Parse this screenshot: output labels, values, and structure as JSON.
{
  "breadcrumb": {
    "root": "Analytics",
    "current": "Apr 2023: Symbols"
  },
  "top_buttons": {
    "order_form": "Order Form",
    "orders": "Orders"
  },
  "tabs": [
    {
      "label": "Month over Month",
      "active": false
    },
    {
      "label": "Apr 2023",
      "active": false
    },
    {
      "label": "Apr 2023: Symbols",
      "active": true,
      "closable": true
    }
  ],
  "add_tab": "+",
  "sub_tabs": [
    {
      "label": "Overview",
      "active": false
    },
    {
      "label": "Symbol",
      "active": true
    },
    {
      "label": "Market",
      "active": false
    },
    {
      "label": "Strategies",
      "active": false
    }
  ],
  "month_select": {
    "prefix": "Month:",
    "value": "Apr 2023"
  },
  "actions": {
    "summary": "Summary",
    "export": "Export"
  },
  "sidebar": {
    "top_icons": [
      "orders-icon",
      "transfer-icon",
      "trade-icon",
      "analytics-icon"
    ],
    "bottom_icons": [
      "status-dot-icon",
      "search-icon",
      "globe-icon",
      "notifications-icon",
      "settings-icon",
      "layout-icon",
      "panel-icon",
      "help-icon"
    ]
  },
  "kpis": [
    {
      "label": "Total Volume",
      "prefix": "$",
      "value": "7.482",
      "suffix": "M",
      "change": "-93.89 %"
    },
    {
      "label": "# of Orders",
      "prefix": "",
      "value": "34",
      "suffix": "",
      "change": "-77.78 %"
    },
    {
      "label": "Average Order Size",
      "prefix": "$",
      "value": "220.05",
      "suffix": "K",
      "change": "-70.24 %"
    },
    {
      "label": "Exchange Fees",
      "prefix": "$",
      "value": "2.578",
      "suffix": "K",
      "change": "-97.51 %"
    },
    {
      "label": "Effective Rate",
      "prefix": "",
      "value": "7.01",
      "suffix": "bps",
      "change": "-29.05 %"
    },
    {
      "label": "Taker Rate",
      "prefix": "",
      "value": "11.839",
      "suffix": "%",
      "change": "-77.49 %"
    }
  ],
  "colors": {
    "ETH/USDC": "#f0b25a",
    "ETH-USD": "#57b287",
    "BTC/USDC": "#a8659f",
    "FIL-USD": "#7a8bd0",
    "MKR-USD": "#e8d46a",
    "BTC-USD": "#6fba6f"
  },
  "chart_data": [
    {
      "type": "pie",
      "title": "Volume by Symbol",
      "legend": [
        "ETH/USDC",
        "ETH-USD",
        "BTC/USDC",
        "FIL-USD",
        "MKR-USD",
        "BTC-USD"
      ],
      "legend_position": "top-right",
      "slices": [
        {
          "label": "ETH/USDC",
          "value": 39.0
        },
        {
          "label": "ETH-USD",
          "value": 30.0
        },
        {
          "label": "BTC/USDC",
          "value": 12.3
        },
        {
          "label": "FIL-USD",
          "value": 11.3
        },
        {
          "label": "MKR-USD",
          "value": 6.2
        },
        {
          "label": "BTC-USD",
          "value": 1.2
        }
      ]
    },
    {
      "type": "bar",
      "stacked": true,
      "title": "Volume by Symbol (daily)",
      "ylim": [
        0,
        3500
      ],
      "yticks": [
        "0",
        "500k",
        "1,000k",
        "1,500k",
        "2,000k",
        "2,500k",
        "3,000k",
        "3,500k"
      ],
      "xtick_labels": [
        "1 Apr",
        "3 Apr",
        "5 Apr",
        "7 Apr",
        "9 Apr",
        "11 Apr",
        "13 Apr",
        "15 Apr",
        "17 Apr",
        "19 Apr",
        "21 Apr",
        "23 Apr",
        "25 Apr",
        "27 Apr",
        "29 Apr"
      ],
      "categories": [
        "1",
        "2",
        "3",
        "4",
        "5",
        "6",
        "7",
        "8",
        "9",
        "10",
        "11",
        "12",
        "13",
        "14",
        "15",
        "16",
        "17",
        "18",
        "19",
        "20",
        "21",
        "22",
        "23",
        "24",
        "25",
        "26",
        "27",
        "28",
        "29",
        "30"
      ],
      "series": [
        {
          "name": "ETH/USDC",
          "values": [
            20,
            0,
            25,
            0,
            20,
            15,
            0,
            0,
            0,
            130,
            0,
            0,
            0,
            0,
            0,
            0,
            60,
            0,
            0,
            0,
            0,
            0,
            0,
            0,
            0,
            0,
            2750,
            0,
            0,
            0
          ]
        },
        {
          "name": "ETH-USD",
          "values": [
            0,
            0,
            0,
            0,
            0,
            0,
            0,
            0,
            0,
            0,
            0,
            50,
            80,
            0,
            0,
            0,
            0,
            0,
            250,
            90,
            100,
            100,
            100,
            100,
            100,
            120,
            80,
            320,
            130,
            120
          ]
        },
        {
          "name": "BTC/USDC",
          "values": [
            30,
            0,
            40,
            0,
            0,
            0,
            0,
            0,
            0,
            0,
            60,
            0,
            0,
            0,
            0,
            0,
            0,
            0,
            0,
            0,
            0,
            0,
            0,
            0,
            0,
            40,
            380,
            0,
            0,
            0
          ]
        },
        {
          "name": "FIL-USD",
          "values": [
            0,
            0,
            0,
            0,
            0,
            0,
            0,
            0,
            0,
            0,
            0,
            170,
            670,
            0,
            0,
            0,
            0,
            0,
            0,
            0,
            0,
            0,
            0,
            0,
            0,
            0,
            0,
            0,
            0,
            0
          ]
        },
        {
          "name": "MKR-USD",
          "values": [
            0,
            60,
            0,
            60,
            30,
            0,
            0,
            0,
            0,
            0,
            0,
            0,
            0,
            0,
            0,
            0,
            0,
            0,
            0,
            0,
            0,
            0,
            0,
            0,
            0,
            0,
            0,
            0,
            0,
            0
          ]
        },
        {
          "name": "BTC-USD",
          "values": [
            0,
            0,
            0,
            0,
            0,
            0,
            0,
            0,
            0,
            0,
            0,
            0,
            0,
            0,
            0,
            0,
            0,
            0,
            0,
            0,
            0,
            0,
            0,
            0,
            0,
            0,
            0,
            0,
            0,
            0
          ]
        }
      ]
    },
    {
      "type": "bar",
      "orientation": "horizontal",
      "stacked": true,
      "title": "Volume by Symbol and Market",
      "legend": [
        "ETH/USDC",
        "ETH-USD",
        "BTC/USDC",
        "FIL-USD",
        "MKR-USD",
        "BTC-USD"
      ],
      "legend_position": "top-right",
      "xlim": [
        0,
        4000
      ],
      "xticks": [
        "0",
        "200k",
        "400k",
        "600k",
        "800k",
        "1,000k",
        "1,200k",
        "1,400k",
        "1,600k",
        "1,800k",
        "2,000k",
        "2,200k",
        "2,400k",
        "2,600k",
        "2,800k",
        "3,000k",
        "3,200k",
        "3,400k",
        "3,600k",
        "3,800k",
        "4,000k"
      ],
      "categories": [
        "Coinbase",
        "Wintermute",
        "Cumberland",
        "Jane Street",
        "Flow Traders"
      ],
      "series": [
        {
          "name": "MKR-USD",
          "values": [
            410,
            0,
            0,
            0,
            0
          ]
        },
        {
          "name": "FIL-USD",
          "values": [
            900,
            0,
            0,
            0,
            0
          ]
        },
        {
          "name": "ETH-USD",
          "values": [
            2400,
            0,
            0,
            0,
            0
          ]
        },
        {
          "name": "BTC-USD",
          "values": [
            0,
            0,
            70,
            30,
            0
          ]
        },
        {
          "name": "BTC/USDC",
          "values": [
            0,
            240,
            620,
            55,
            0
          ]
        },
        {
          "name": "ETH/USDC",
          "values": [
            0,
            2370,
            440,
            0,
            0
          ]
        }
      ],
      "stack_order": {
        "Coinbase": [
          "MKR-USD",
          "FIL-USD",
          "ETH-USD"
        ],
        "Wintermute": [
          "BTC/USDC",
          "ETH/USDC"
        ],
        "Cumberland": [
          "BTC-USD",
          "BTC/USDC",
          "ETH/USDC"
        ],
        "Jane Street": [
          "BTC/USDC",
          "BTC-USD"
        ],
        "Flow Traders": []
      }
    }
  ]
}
┄┄┄┄┄┄
→ **Description of the task**: Find and copy every line in the entries above where the string "Volume" occurs.

→ **Task output**:
      "label": "Total Volume",
      "title": "Volume by Symbol",
      "title": "Volume by Symbol (daily)",
      "title": "Volume by Symbol and Market",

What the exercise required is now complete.